### Listing
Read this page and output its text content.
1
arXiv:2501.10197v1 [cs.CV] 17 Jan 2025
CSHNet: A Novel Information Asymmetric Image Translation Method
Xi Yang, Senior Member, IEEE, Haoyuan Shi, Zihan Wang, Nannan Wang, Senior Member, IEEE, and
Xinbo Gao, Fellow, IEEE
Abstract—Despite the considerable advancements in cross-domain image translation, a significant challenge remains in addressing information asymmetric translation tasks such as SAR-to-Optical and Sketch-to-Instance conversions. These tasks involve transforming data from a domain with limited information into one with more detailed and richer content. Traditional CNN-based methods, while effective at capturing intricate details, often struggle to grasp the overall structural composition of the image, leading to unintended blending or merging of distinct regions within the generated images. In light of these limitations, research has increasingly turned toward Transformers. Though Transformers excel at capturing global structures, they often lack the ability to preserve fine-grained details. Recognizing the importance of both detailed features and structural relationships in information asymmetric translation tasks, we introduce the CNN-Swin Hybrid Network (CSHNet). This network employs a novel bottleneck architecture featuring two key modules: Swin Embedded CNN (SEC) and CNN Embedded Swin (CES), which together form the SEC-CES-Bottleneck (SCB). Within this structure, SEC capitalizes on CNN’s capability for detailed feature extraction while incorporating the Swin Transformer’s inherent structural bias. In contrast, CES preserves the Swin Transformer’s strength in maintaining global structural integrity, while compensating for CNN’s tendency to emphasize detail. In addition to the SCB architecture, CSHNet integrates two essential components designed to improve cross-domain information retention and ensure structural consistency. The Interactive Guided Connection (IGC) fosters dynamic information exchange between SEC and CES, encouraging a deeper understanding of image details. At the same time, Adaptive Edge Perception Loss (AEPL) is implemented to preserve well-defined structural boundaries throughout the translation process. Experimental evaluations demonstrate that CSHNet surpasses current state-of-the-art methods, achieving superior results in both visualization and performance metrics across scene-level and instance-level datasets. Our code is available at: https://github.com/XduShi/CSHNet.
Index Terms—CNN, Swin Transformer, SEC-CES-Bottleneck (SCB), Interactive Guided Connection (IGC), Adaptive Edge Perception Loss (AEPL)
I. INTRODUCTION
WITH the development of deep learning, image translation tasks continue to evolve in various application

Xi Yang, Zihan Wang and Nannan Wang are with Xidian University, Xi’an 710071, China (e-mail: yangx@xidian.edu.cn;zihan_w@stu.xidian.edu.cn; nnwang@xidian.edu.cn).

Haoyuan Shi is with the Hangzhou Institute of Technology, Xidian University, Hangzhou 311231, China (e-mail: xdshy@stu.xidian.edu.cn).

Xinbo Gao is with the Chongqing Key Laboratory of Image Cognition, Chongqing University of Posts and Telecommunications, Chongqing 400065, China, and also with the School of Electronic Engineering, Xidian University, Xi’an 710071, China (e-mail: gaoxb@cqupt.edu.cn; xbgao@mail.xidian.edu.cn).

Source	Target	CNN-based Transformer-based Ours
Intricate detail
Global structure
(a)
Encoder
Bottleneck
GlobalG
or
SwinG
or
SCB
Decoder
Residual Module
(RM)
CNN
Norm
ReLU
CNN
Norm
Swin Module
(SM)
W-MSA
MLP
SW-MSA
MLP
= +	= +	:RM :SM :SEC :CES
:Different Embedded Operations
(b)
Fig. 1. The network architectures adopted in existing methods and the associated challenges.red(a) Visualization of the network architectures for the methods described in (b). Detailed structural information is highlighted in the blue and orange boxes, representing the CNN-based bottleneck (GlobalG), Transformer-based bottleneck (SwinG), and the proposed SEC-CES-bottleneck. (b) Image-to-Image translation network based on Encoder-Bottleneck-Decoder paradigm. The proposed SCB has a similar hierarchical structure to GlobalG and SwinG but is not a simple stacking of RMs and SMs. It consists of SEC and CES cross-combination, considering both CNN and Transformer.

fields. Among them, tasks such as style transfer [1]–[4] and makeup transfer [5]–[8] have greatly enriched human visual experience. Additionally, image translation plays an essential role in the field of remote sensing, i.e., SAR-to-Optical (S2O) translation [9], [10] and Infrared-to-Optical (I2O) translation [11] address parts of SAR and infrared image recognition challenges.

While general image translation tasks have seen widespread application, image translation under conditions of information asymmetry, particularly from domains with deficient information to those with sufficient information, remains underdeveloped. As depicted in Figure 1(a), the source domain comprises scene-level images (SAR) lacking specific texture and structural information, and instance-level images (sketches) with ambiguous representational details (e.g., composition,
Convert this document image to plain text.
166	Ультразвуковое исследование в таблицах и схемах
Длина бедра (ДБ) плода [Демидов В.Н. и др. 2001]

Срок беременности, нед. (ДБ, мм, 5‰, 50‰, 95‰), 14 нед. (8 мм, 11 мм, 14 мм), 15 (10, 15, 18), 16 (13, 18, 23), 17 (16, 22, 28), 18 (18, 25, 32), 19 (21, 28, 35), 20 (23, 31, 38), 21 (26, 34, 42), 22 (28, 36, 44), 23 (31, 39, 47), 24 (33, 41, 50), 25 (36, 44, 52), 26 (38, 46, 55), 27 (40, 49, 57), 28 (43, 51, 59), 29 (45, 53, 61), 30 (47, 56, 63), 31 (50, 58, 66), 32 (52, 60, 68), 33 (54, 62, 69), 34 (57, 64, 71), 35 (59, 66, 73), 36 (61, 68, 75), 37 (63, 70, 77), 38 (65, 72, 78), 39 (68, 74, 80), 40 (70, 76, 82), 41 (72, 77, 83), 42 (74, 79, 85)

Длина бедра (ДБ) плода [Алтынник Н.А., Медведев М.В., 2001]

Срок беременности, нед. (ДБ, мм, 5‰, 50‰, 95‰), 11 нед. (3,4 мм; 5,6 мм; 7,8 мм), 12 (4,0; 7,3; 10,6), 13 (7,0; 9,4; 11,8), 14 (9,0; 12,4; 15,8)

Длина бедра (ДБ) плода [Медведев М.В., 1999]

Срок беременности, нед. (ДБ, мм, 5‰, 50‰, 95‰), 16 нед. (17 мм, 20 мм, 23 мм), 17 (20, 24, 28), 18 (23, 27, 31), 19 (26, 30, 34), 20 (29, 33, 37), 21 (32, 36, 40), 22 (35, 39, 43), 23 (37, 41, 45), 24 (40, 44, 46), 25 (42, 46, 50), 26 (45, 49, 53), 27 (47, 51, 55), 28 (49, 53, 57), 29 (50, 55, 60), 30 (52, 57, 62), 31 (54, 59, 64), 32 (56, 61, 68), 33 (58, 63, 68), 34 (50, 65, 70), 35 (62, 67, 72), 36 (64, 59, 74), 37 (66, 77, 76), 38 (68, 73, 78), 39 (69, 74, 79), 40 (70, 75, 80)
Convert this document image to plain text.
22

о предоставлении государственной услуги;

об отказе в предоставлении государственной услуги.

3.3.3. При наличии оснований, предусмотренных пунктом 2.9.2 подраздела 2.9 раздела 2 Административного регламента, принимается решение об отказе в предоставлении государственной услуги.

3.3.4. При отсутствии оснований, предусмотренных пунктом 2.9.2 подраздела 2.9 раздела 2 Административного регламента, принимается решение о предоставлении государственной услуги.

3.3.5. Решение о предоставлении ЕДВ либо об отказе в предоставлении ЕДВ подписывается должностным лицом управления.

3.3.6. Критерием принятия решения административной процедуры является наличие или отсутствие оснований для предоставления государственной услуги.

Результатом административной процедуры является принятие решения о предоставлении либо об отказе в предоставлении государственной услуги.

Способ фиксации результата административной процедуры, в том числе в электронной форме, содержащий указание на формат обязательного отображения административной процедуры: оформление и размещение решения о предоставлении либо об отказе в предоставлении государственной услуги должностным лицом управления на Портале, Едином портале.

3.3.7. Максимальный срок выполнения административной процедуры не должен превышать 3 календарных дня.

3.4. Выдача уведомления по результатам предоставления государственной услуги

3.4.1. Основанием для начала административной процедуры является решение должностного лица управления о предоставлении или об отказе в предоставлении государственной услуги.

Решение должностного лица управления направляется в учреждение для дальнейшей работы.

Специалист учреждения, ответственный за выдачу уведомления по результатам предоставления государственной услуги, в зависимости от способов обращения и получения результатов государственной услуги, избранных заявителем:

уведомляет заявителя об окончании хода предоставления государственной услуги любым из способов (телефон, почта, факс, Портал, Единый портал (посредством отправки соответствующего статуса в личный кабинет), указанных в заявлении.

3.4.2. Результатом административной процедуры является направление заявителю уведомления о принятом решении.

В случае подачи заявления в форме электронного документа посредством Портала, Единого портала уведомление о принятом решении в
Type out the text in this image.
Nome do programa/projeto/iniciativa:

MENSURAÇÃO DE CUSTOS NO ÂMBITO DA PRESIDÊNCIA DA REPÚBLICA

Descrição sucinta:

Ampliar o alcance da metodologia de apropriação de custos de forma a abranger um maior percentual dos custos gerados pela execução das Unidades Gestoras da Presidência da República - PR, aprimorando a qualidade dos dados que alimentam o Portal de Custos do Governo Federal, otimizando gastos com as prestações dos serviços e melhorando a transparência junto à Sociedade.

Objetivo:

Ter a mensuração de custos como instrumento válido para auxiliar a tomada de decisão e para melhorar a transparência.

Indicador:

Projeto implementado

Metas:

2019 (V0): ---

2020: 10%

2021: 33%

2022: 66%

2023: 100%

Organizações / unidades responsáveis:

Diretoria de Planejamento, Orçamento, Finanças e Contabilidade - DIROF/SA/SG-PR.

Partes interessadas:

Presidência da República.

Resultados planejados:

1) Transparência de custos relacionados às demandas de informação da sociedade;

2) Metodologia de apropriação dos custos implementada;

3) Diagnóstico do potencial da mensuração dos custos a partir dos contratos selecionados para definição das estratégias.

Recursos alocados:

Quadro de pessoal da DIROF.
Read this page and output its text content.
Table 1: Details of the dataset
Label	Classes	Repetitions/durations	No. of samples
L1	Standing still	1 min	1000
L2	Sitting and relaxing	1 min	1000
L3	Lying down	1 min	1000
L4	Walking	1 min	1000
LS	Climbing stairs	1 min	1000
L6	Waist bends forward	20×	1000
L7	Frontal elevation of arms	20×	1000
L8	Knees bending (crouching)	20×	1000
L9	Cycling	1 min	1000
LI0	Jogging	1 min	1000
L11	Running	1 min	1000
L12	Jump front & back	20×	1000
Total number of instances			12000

### Task objective
Copy all lines from the material that include "решении".

### Final result
3.4.2. Результатом административной процедуры является направление заявителю уведомления о принятом решении.
В случае подачи заявления в форме электронного документа посредством Портала, Единого портала уведомление о принятом решении в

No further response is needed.